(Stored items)
** begin **

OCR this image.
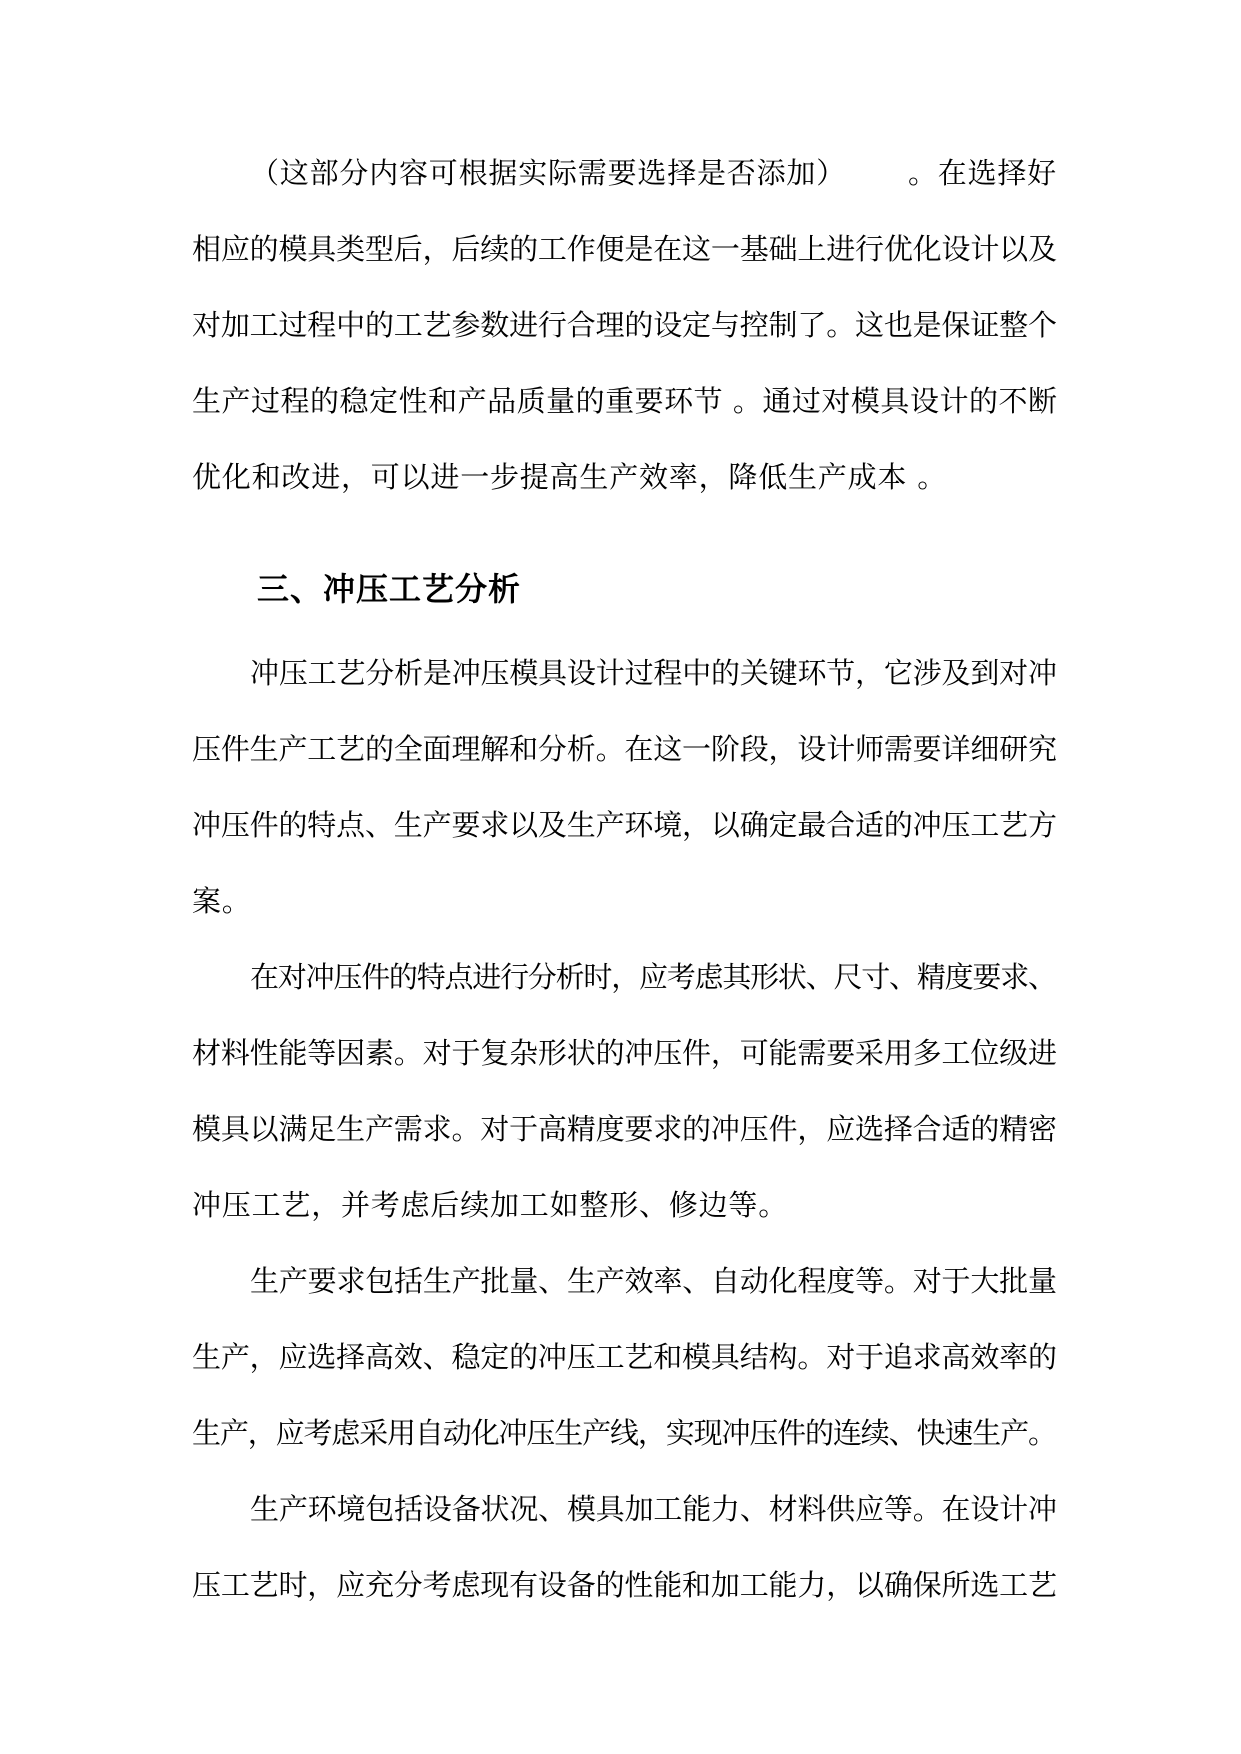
（这部分内容可根据实际需要选择是否添加） 。在选择好
相应的模具类型后，后续的工作便是在这一基础上进行优化设计以及
对加工过程中的工艺参数进行合理的设定与控制了。这也是保证整个
生产过程的稳定性和产品质量的重要环节 。通过对模具设计的不断
优化和改进，可以进一步提高生产效率，降低生产成本 。
三、冲压工艺分析
冲压工艺分析是冲压模具设计过程中的关键环节，它涉及到对冲
压件生产工艺的全面理解和分析。在这一阶段，设计师需要详细研究
冲压件的特点、生产要求以及生产环境，以确定最合适的冲压工艺方
案。
在对冲压件的特点进行分析时，应考虑其形状、尺寸、精度要求、
材料性能等因素。对于复杂形状的冲压件，可能需要采用多工位级进
模具以满足生产需求。对于高精度要求的冲压件，应选择合适的精密
冲压工艺，并考虑后续加工如整形、修边等。
生产要求包括生产批量、生产效率、自动化程度等。对于大批量
生产，应选择高效、稳定的冲压工艺和模具结构。对于追求高效率的
生产，应考虑采用自动化冲压生产线，实现冲压件的连续、快速生产。
生产环境包括设备状况、模具加工能力、材料供应等。在设计冲
压工艺时，应充分考虑现有设备的性能和加工能力，以确保所选工艺
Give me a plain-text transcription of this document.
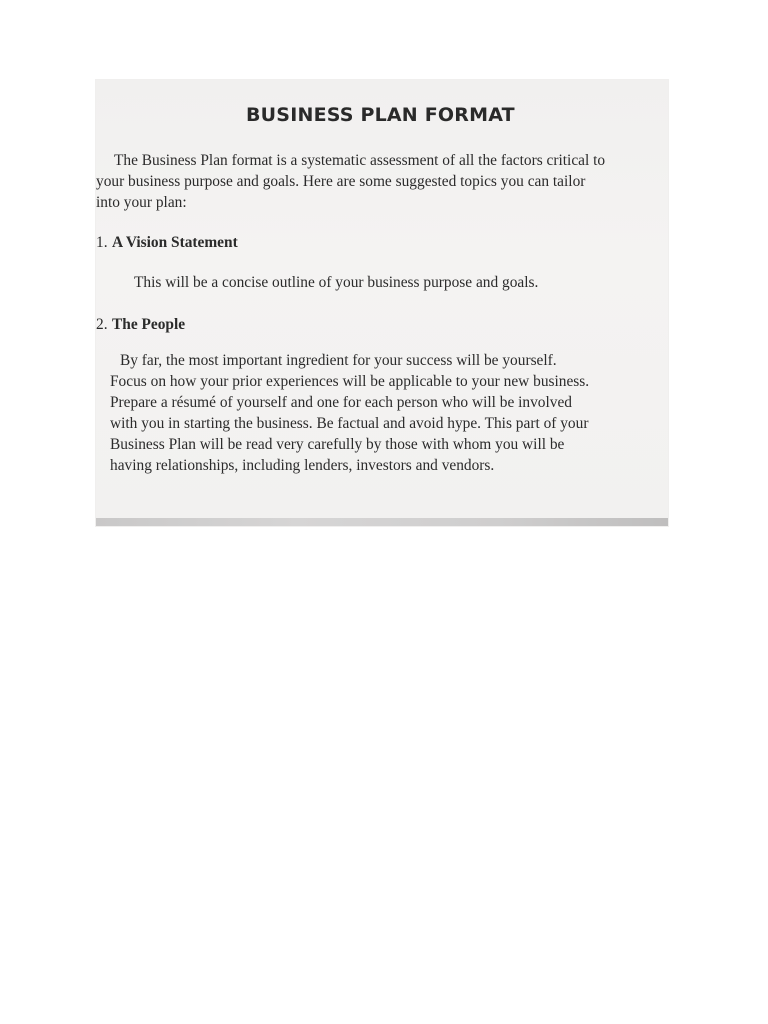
BUSINESS PLAN FORMAT
The Business Plan format is a systematic assessment of all the factors critical to
your business purpose and goals. Here are some suggested topics you can tailor
into your plan:
1. A Vision Statement
This will be a concise outline of your business purpose and goals.
2. The People
By far, the most important ingredient for your success will be yourself.
Focus on how your prior experiences will be applicable to your new business.
Prepare a résumé of yourself and one for each person who will be involved
with you in starting the business. Be factual and avoid hype. This part of your
Business Plan will be read very carefully by those with whom you will be
having relationships, including lenders, investors and vendors.
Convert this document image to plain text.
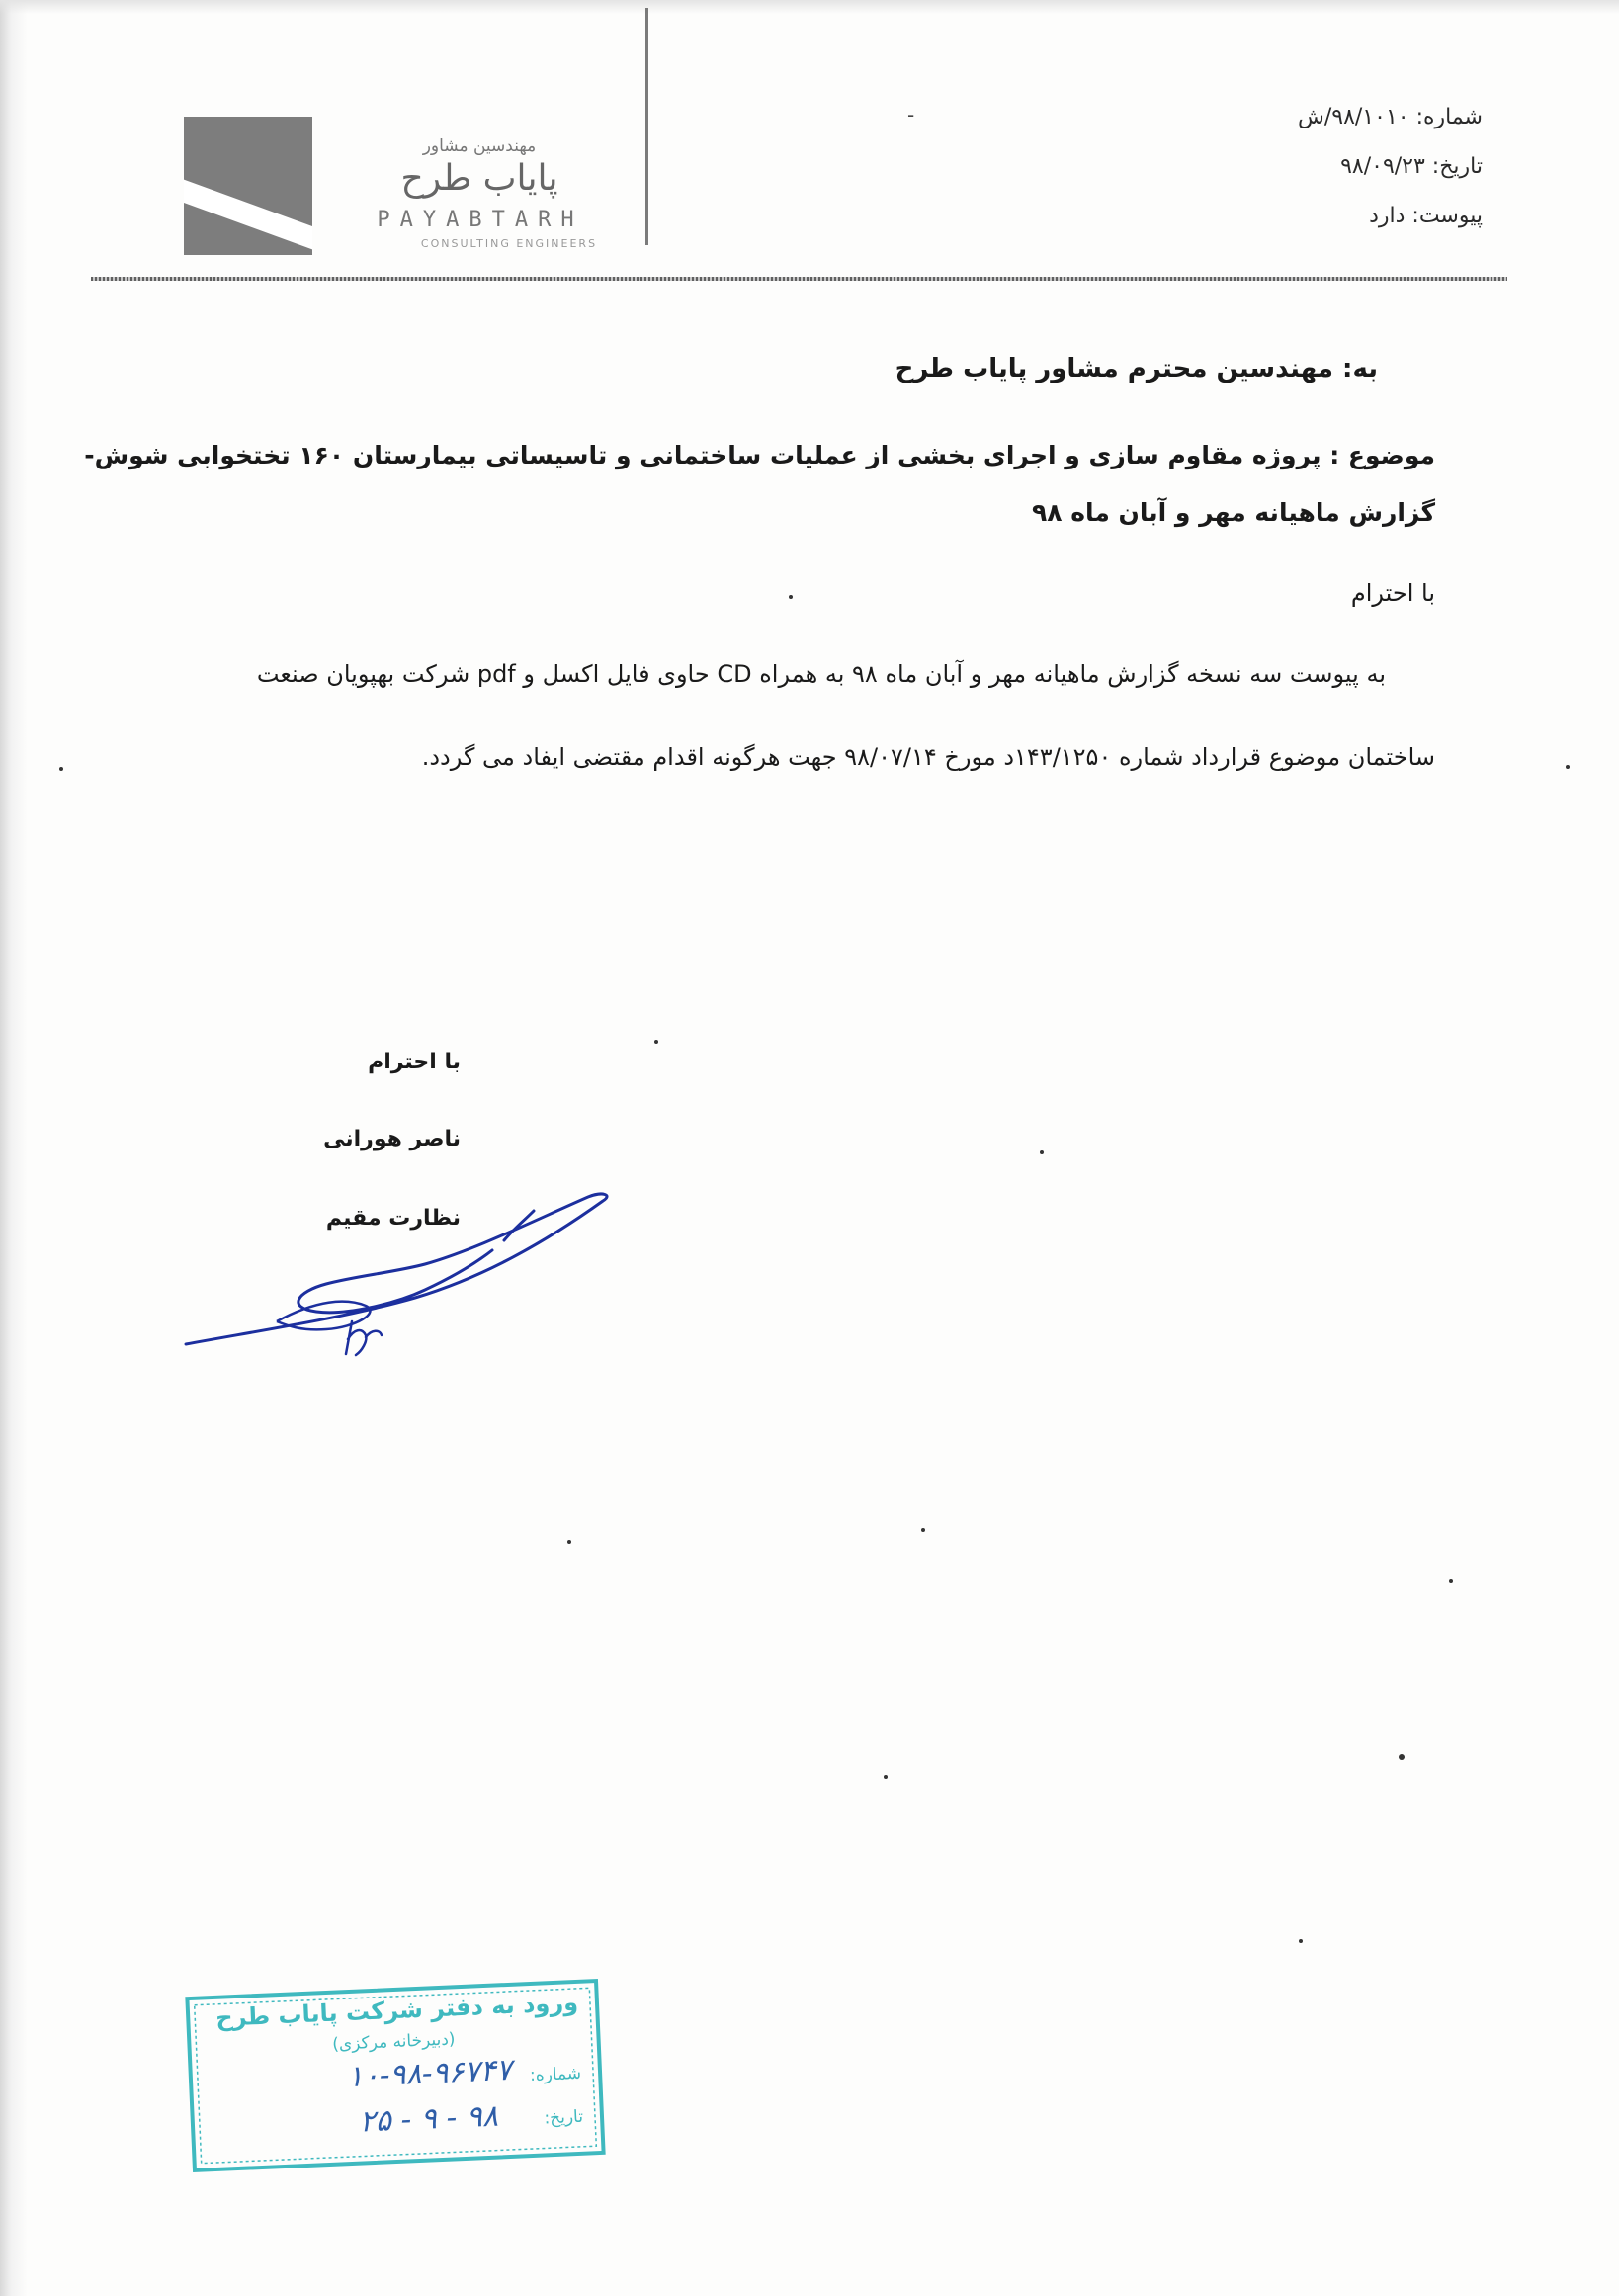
مهندسین مشاور
پایاب طرح
PAYABTARH
CONSULTING ENGINEERS
-	شماره: ۹۸/۱۰۱۰/ش
تاریخ: ۹۸/۰۹/۲۳
پیوست: دارد
به: مهندسین محترم مشاور پایاب طرح
موضوع : پروژه مقاوم سازی و اجرای بخشی از عملیات ساختمانی و تاسیساتی بیمارستان ۱۶۰ تختخوابی شوش-
گزارش ماهیانه مهر و آبان ماه ۹۸
با احترام
به پیوست سه نسخه گزارش ماهیانه مهر و آبان ماه ۹۸ به همراه CD حاوی فایل اکسل و pdf شرکت بهپویان صنعت
ساختمان موضوع قرارداد شماره ۱۴۳/۱۲۵۰د مورخ ۹۸/۰۷/۱۴ جهت هرگونه اقدام مقتضی ایفاد می گردد.
با احترام
ناصر هورانی
نظارت مقیم
ورود به دفتر شرکت پایاب طرح
(دبیرخانه مرکزی)
شماره:
۱۰-۹۸-۹۶۷۴۷
تاریخ:
۹۸ - ۹ - ۲۵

** end **

**THE REQUEST:** Look for the word "مشاور" and return every line where it occurs.

**RESULT OF THE TASK:**
مهندسین مشاور
به: مهندسین محترم مشاور پایاب طرح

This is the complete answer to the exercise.